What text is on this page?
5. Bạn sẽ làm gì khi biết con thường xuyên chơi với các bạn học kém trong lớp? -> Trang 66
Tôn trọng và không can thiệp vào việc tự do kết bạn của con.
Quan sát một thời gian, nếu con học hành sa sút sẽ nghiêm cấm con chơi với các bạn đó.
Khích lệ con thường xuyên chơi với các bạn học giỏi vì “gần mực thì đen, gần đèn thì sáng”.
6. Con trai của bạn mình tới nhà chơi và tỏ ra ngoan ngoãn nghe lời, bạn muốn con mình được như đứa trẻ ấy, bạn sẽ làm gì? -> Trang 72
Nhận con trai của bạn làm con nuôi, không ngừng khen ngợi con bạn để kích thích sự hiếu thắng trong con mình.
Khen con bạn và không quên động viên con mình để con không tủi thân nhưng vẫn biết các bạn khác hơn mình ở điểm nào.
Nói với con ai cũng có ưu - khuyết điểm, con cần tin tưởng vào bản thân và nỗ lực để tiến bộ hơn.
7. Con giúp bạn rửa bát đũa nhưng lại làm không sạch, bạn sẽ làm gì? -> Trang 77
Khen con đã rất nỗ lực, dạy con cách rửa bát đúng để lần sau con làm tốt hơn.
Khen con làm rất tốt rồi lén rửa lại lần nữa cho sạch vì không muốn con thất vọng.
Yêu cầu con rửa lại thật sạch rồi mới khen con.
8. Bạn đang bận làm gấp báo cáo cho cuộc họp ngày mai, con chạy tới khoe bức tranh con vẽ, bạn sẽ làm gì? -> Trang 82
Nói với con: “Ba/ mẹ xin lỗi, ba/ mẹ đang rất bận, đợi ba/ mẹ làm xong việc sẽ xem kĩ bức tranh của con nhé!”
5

_EXERCISE TASK_:
Collect every line with the string "mình" from the records, and copy each.

_CORRECT RESULT_:
6. Con trai của bạn mình tới nhà chơi và tỏ ra ngoan ngoãn nghe lời, bạn muốn con mình được như đứa trẻ ấy, bạn sẽ làm gì? -> Trang 72
Nhận con trai của bạn làm con nuôi, không ngừng khen ngợi con bạn để kích thích sự hiếu thắng trong con mình.
Khen con bạn và không quên động viên con mình để con không tủi thân nhưng vẫn biết các bạn khác hơn mình ở điểm nào.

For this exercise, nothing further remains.